==== Dataset content ====
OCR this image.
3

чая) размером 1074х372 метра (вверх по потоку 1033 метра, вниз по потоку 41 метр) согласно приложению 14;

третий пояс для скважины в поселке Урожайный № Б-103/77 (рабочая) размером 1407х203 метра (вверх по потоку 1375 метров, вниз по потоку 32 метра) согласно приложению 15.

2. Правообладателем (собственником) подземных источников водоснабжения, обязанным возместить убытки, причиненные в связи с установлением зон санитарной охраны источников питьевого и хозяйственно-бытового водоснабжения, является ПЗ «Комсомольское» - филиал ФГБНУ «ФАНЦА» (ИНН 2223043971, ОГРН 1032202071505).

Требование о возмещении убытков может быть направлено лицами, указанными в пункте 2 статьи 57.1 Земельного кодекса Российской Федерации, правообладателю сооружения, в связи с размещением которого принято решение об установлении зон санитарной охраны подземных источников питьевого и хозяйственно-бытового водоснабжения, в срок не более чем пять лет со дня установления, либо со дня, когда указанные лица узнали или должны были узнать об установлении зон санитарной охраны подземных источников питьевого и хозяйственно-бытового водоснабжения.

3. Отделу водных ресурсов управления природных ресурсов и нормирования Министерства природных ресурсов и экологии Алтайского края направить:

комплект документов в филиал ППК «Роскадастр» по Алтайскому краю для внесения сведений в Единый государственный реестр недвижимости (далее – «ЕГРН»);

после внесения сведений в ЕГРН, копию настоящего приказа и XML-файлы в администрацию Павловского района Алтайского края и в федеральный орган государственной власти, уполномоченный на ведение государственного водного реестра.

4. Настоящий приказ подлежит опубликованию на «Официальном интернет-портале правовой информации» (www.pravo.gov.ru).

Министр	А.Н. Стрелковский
====
» **Goal**:
Return the whole listing exactly.

» **Task answer**:
OCR this image.
3

чая) размером 1074х372 метра (вверх по потоку 1033 метра, вниз по потоку 41 метр) согласно приложению 14;

третий пояс для скважины в поселке Урожайный № Б-103/77 (рабочая) размером 1407х203 метра (вверх по потоку 1375 метров, вниз по потоку 32 метра) согласно приложению 15.

2. Правообладателем (собственником) подземных источников водоснабжения, обязанным возместить убытки, причиненные в связи с установлением зон санитарной охраны источников питьевого и хозяйственно-бытового водоснабжения, является ПЗ «Комсомольское» - филиал ФГБНУ «ФАНЦА» (ИНН 2223043971, ОГРН 1032202071505).

Требование о возмещении убытков может быть направлено лицами, указанными в пункте 2 статьи 57.1 Земельного кодекса Российской Федерации, правообладателю сооружения, в связи с размещением которого принято решение об установлении зон санитарной охраны подземных источников питьевого и хозяйственно-бытового водоснабжения, в срок не более чем пять лет со дня установления, либо со дня, когда указанные лица узнали или должны были узнать об установлении зон санитарной охраны подземных источников питьевого и хозяйственно-бытового водоснабжения.

3. Отделу водных ресурсов управления природных ресурсов и нормирования Министерства природных ресурсов и экологии Алтайского края направить:

комплект документов в филиал ППК «Роскадастр» по Алтайскому краю для внесения сведений в Единый государственный реестр недвижимости (далее – «ЕГРН»);

после внесения сведений в ЕГРН, копию настоящего приказа и XML-файлы в администрацию Павловского района Алтайского края и в федеральный орган государственной власти, уполномоченный на ведение государственного водного реестра.

4. Настоящий приказ подлежит опубликованию на «Официальном интернет-портале правовой информации» (www.pravo.gov.ru).

Министр	А.Н. Стрелковский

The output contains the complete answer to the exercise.